This isn't really true: you basically do "ping" combined with 
"traceroute" while saturating a path.  The hop where there is unexpected 
additional latency not present when the you don't saturate the path is 
the culprit.

You can't easily figure out where inside a bottleneck the buffering is, 
unless you have some way to monitor or control the buffering inside it 
(e.g. twist the transmit queue or transmit rings in Linux, as an example).

> 2) I can obviously feed the cable modem much faster on the lan vs what it can send upstream
>
> Doing things like rate-limiting/QoS are merely just papering over the problem.

Papering over the problem isn't all bad, if it allows you to hide 
egregious size buffers in a bottleneck link over which you'd otherwise 
have no control.

It allows me to take my latency/jitter on my home cable service from 
about 400ms down to 10ms (at some cost in bandwidth).  This means I 
actually can have voip or other latency sensitive applications work (so 
long as I ensure that the broadband link is the bottleneck; if you home 
wireless network's effective bandwidth drops below that of your 
broadband, then the bottleneck becomes the 802.11 hop, and you'll see 
queues in your host and home router, rather than in the broadband hop.  
Notice that this means with symmetric 25/25 FIOS service, you get 
bufferbloat in your host and wireless router, as I did (actual data 
transfer rates of 802.11g is only about 20Mbps, not the 54 signalling 
rate marketed).

● **DATA**:
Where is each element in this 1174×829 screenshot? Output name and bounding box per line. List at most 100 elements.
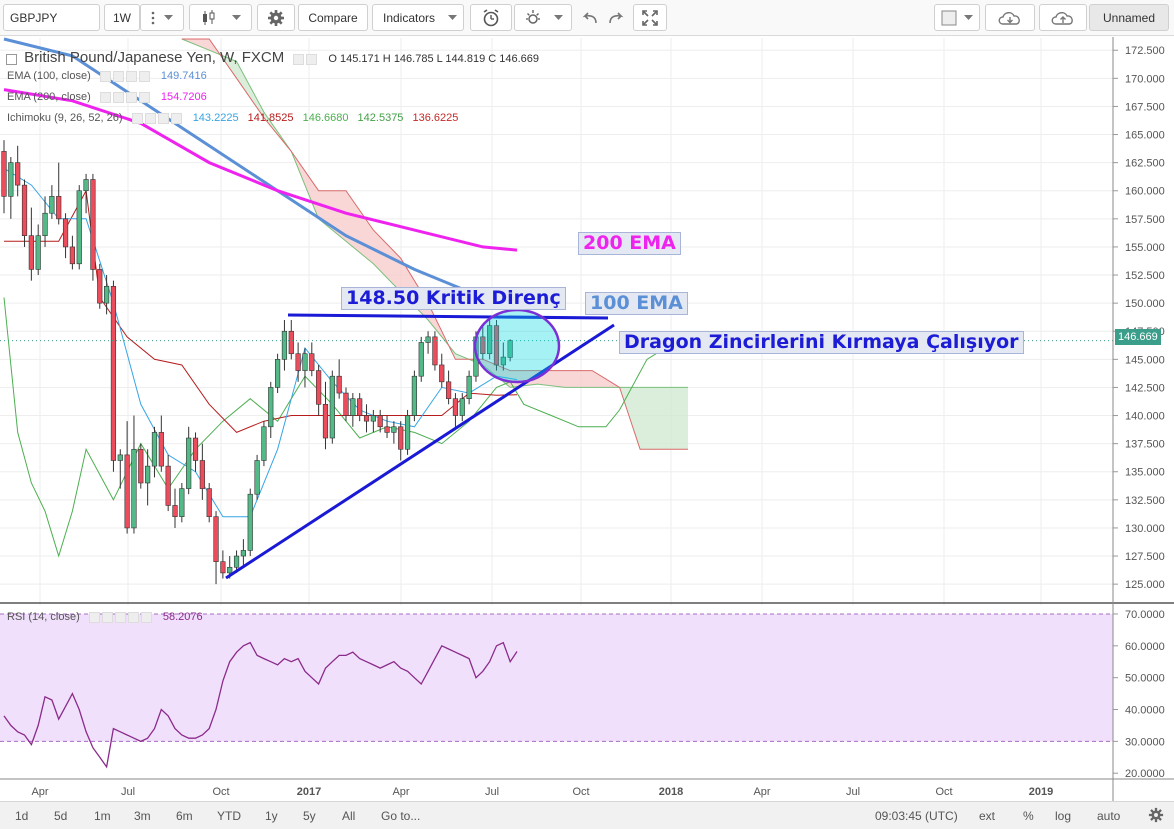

● **STATED EXERCISE 1**:
In the bufferbloat post, what actual data transfer rate is given for 802.11g?
● **STATED EXERCISE 2**:
Restate the bufferbloat post from "Papering over the problem isn't" to "the broadband hop.", replacing "bottleneck" with "choke point".
● **STATED EXERCISE 3**:
List every measurement value in the bufferbloat post that is written with a unit attached.

● **CORRECT OUTPUT 1**:
About 20Mbps.

● **CORRECT OUTPUT 2**:
Papering over the problem isn't all bad, if it allows you to hide 
egregious size buffers in a choke point link over which you'd otherwise 
have no control.

It allows me to take my latency/jitter on my home cable service from 
about 400ms down to 10ms (at some cost in bandwidth).  This means I 
actually can have voip or other latency sensitive applications work (so 
long as I ensure that the broadband link is the choke point; if you home 
wireless network's effective bandwidth drops below that of your 
broadband, then the choke point becomes the 802.11 hop, and you'll see 
queues in your host and home router, rather than in the broadband hop.

● **CORRECT OUTPUT 3**:
400ms, 10ms, 20Mbps